Stored records:
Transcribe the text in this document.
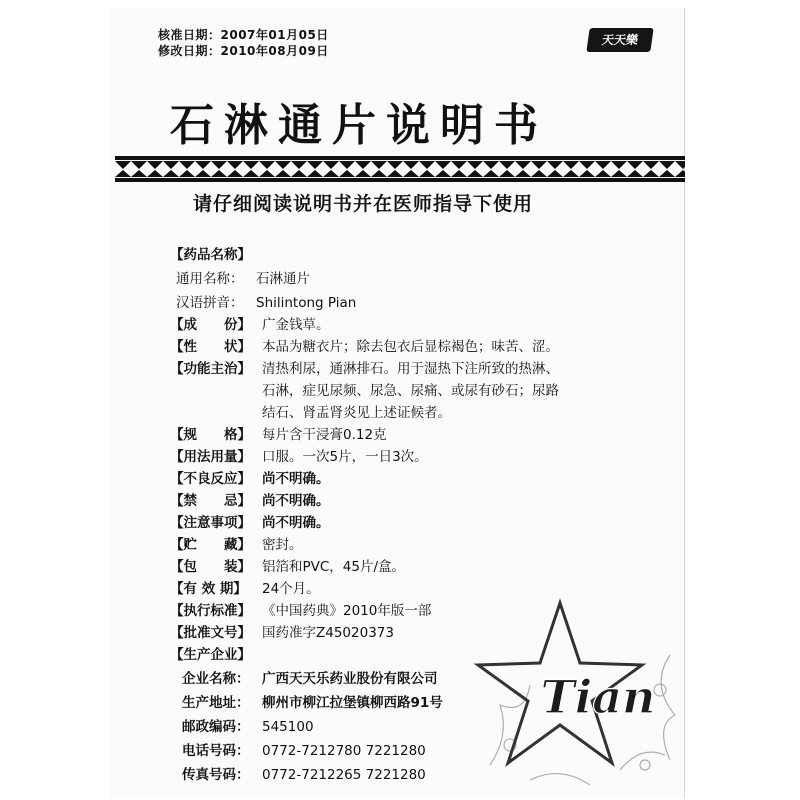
核准日期：2007年01月05日
修改日期：2010年08月09日
天天樂
石淋通片说明书
请仔细阅读说明书并在医师指导下使用
【药品名称】
通用名称： 石淋通片
汉语拼音： Shilintong Pian
【成　　份】 广金钱草。
【性　　状】 本品为糖衣片；除去包衣后显棕褐色；味苦、涩。
【功能主治】 清热利尿，通淋排石。用于湿热下注所致的热淋、
石淋，症见尿频、尿急、尿痛、或尿有砂石；尿路
结石、肾盂肾炎见上述证候者。
【规　　格】 每片含干浸膏0.12克
【用法用量】 口服。一次5片，一日3次。
【不良反应】 尚不明确。
【禁　　忌】 尚不明确。
【注意事项】 尚不明确。
【贮　　藏】 密封。
【包　　装】 铝箔和PVC，45片/盒。
【有 效 期】 24个月。
【执行标准】 《中国药典》2010年版一部
【批准文号】 国药准字Z45020373
【生产企业】
企业名称： 广西天天乐药业股份有限公司
生产地址： 柳州市柳江拉堡镇柳西路91号
邮政编码： 545100
电话号码： 0772-7212780 7221280
传真号码： 0772-7212265 7221280
Tian
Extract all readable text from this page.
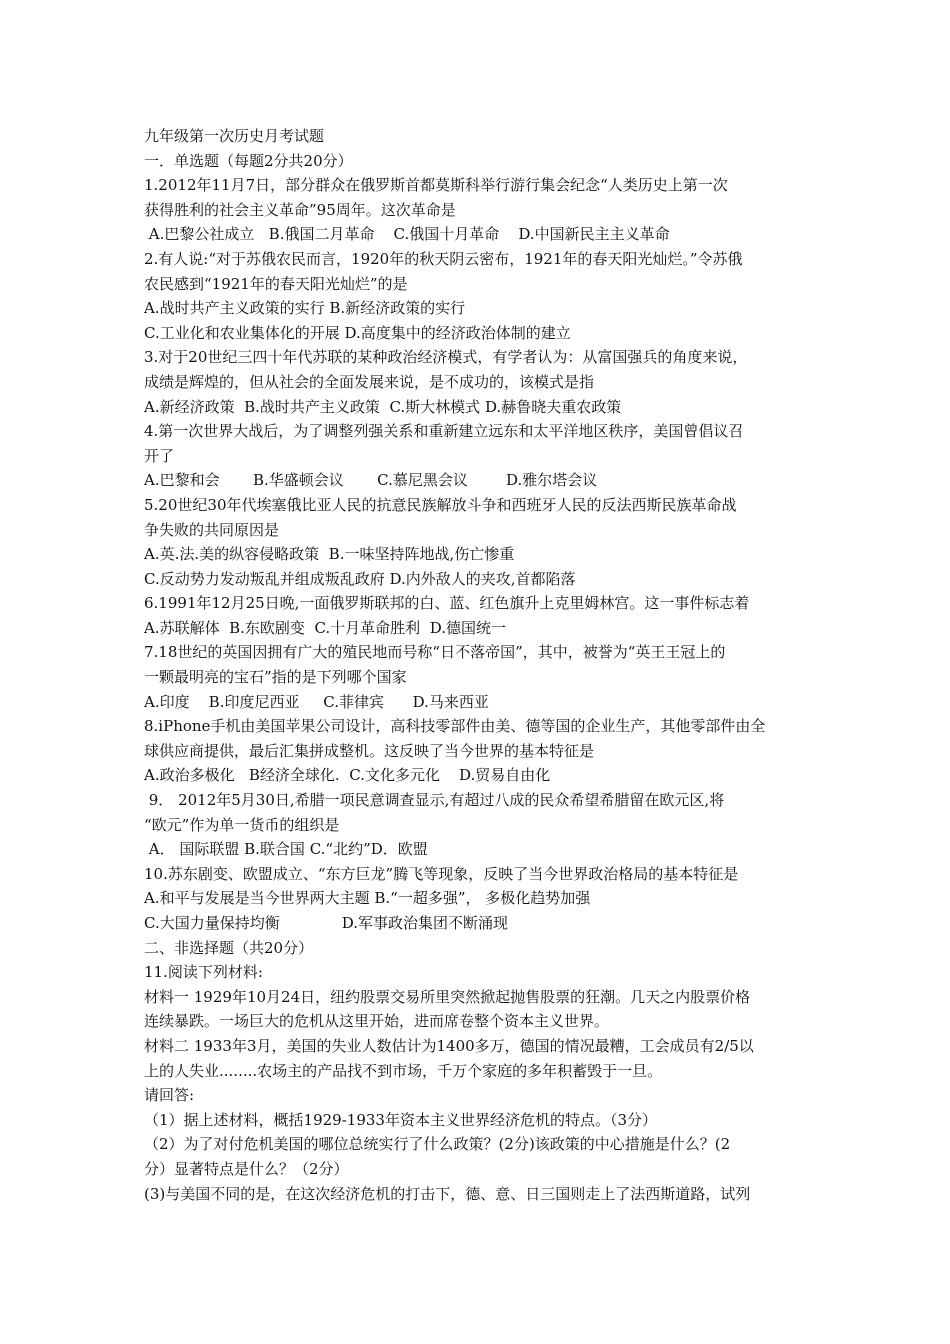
九年级第一次历史月考试题
一．单选题（每题2分共20分）
1.2012年11月7日，部分群众在俄罗斯首都莫斯科举行游行集会纪念“人类历史上第一次
获得胜利的社会主义革命”95周年。这次革命是
A.巴黎公社成立   B.俄国二月革命    C.俄国十月革命    D.中国新民主主义革命
2.有人说:“对于苏俄农民而言，1920年的秋天阴云密布，1921年的春天阳光灿烂。”令苏俄
农民感到“1921年的春天阳光灿烂”的是
A.战时共产主义政策的实行 B.新经济政策的实行
C.工业化和农业集体化的开展 D.高度集中的经济政治体制的建立
3.对于20世纪三四十年代苏联的某种政治经济模式，有学者认为：从富国强兵的角度来说，
成绩是辉煌的，但从社会的全面发展来说，是不成功的，该模式是指
A.新经济政策  B.战时共产主义政策  C.斯大林模式 D.赫鲁晓夫重农政策
4.第一次世界大战后，为了调整列强关系和重新建立远东和太平洋地区秩序，美国曾倡议召
开了
A.巴黎和会       B.华盛顿会议       C.慕尼黑会议        D.雅尔塔会议
5.20世纪30年代埃塞俄比亚人民的抗意民族解放斗争和西班牙人民的反法西斯民族革命战
争失败的共同原因是
A.英.法.美的纵容侵略政策  B.一味坚持阵地战,伤亡惨重
C.反动势力发动叛乱并组成叛乱政府 D.内外敌人的夹攻,首都陷落
6.1991年12月25日晚,一面俄罗斯联邦的白、蓝、红色旗升上克里姆林宫。这一事件标志着
A.苏联解体  B.东欧剧变  C.十月革命胜利  D.德国统一
7.18世纪的英国因拥有广大的殖民地而号称“日不落帝国”，其中，被誉为“英王王冠上的
一颗最明亮的宝石”指的是下列哪个国家
A.印度    B.印度尼西亚     C.菲律宾      D.马来西亚
8.iPhone手机由美国苹果公司设计，高科技零部件由美、德等国的企业生产，其他零部件由全
球供应商提供，最后汇集拼成整机。这反映了当今世界的基本特征是
A.政治多极化   B经济全球化.  C.文化多元化    D.贸易自由化
9． 2012年5月30日,希腊一项民意调查显示,有超过八成的民众希望希腊留在欧元区,将
“欧元”作为单一货币的组织是
A． 国际联盟 B.联合国 C.“北约”D．欧盟
10.苏东剧变、欧盟成立、“东方巨龙”腾飞等现象，反映了当今世界政治格局的基本特征是
A.和平与发展是当今世界两大主题 B.“一超多强”， 多极化趋势加强
C.大国力量保持均衡             D.军事政治集团不断涌现
二、非选择题（共20分）
11.阅读下列材料:
材料一 1929年10月24日，纽约股票交易所里突然掀起抛售股票的狂潮。几天之内股票价格
连续暴跌。一场巨大的危机从这里开始，进而席卷整个资本主义世界。
材料二 1933年3月，美国的失业人数估计为1400多万，德国的情况最糟，工会成员有2/5以
上的人失业........农场主的产品找不到市场，千万个家庭的多年积蓄毁于一旦。
请回答:
（1）据上述材料，概括1929-1933年资本主义世界经济危机的特点。（3分）
（2）为了对付危机美国的哪位总统实行了什么政策？(2分)该政策的中心措施是什么？(2
分）显著特点是什么？（2分）
(3)与美国不同的是，在这次经济危机的打击下，德、意、日三国则走上了法西斯道路，试列
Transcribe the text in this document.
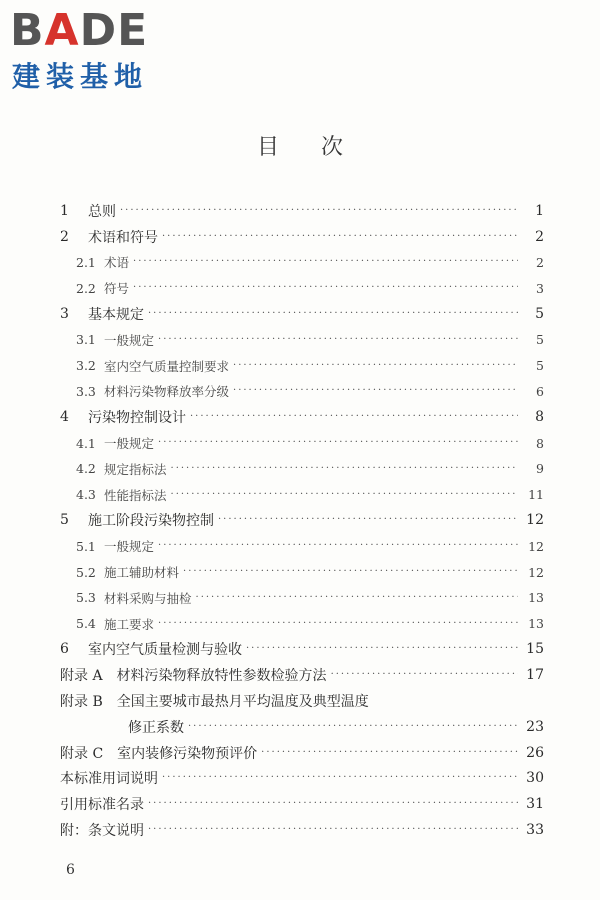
BADE
建装基地
目次
1	总则 ·····	1
2	术语和符号 ·····	2
2.1 术语 ·····	2
2.2 符号 ·····	3
3	基本规定 ·····	5
3.1 一般规定 ·····	5
3.2 室内空气质量控制要求 ·····	5
3.3 材料污染物释放率分级 ·····	6
4	污染物控制设计 ·····	8
4.1 一般规定 ·····	8
4.2 规定指标法 ·····	9
4.3 性能指标法 ·····	11
5	施工阶段污染物控制 ·····	12
5.1 一般规定 ·····	12
5.2 施工辅助材料 ·····	12
5.3 材料采购与抽检 ·····	13
5.4 施工要求 ·····	13
6	室内空气质量检测与验收 ·····	15
附录 A　材料污染物释放特性参数检验方法 ·····	17
附录 B　全国主要城市最热月平均温度及典型温度
修正系数 ·····	23
附录 C　室内装修污染物预评价 ·····	26
本标准用词说明 ·····	30
引用标准名录 ·····	31
附：条文说明 ·····	33
6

TASK DETAILS: Return all of the entries word for word, but omit the pictures.

EXERCISE RESULT:
Transcribe the text in this document.
核准日期：2007年01月05日
修改日期：2010年08月09日
天天樂
石淋通片说明书
请仔细阅读说明书并在医师指导下使用
【药品名称】
通用名称： 石淋通片
汉语拼音： Shilintong Pian
【成　　份】 广金钱草。
【性　　状】 本品为糖衣片；除去包衣后显棕褐色；味苦、涩。
【功能主治】 清热利尿，通淋排石。用于湿热下注所致的热淋、
石淋，症见尿频、尿急、尿痛、或尿有砂石；尿路
结石、肾盂肾炎见上述证候者。
【规　　格】 每片含干浸膏0.12克
【用法用量】 口服。一次5片，一日3次。
【不良反应】 尚不明确。
【禁　　忌】 尚不明确。
【注意事项】 尚不明确。
【贮　　藏】 密封。
【包　　装】 铝箔和PVC，45片/盒。
【有 效 期】 24个月。
【执行标准】 《中国药典》2010年版一部
【批准文号】 国药准字Z45020373
【生产企业】
企业名称： 广西天天乐药业股份有限公司
生产地址： 柳州市柳江拉堡镇柳西路91号
邮政编码： 545100
电话号码： 0772-7212780 7221280
传真号码： 0772-7212265 7221280
Tian
Extract all readable text from this page.
九年级第一次历史月考试题
一．单选题（每题2分共20分）
1.2012年11月7日，部分群众在俄罗斯首都莫斯科举行游行集会纪念“人类历史上第一次
获得胜利的社会主义革命”95周年。这次革命是
A.巴黎公社成立   B.俄国二月革命    C.俄国十月革命    D.中国新民主主义革命
2.有人说:“对于苏俄农民而言，1920年的秋天阴云密布，1921年的春天阳光灿烂。”令苏俄
农民感到“1921年的春天阳光灿烂”的是
A.战时共产主义政策的实行 B.新经济政策的实行
C.工业化和农业集体化的开展 D.高度集中的经济政治体制的建立
3.对于20世纪三四十年代苏联的某种政治经济模式，有学者认为：从富国强兵的角度来说，
成绩是辉煌的，但从社会的全面发展来说，是不成功的，该模式是指
A.新经济政策  B.战时共产主义政策  C.斯大林模式 D.赫鲁晓夫重农政策
4.第一次世界大战后，为了调整列强关系和重新建立远东和太平洋地区秩序，美国曾倡议召
开了
A.巴黎和会       B.华盛顿会议       C.慕尼黑会议        D.雅尔塔会议
5.20世纪30年代埃塞俄比亚人民的抗意民族解放斗争和西班牙人民的反法西斯民族革命战
争失败的共同原因是
A.英.法.美的纵容侵略政策  B.一味坚持阵地战,伤亡惨重
C.反动势力发动叛乱并组成叛乱政府 D.内外敌人的夹攻,首都陷落
6.1991年12月25日晚,一面俄罗斯联邦的白、蓝、红色旗升上克里姆林宫。这一事件标志着
A.苏联解体  B.东欧剧变  C.十月革命胜利  D.德国统一
7.18世纪的英国因拥有广大的殖民地而号称“日不落帝国”，其中，被誉为“英王王冠上的
一颗最明亮的宝石”指的是下列哪个国家
A.印度    B.印度尼西亚     C.菲律宾      D.马来西亚
8.iPhone手机由美国苹果公司设计，高科技零部件由美、德等国的企业生产，其他零部件由全
球供应商提供，最后汇集拼成整机。这反映了当今世界的基本特征是
A.政治多极化   B经济全球化.  C.文化多元化    D.贸易自由化
9． 2012年5月30日,希腊一项民意调查显示,有超过八成的民众希望希腊留在欧元区,将
“欧元”作为单一货币的组织是
A． 国际联盟 B.联合国 C.“北约”D．欧盟
10.苏东剧变、欧盟成立、“东方巨龙”腾飞等现象，反映了当今世界政治格局的基本特征是
A.和平与发展是当今世界两大主题 B.“一超多强”， 多极化趋势加强
C.大国力量保持均衡             D.军事政治集团不断涌现
二、非选择题（共20分）
11.阅读下列材料:
材料一 1929年10月24日，纽约股票交易所里突然掀起抛售股票的狂潮。几天之内股票价格
连续暴跌。一场巨大的危机从这里开始，进而席卷整个资本主义世界。
材料二 1933年3月，美国的失业人数估计为1400多万，德国的情况最糟，工会成员有2/5以
上的人失业........农场主的产品找不到市场，千万个家庭的多年积蓄毁于一旦。
请回答:
（1）据上述材料，概括1929-1933年资本主义世界经济危机的特点。（3分）
（2）为了对付危机美国的哪位总统实行了什么政策？(2分)该政策的中心措施是什么？(2
分）显著特点是什么？（2分）
(3)与美国不同的是，在这次经济危机的打击下，德、意、日三国则走上了法西斯道路，试列
Transcribe the text in this document.
BADE
建装基地
目次
1	总则 ·····	1
2	术语和符号 ·····	2
2.1 术语 ·····	2
2.2 符号 ·····	3
3	基本规定 ·····	5
3.1 一般规定 ·····	5
3.2 室内空气质量控制要求 ·····	5
3.3 材料污染物释放率分级 ·····	6
4	污染物控制设计 ·····	8
4.1 一般规定 ·····	8
4.2 规定指标法 ·····	9
4.3 性能指标法 ·····	11
5	施工阶段污染物控制 ·····	12
5.1 一般规定 ·····	12
5.2 施工辅助材料 ·····	12
5.3 材料采购与抽检 ·····	13
5.4 施工要求 ·····	13
6	室内空气质量检测与验收 ·····	15
附录 A　材料污染物释放特性参数检验方法 ·····	17
附录 B　全国主要城市最热月平均温度及典型温度
修正系数 ·····	23
附录 C　室内装修污染物预评价 ·····	26
本标准用词说明 ·····	30
引用标准名录 ·····	31
附：条文说明 ·····	33
6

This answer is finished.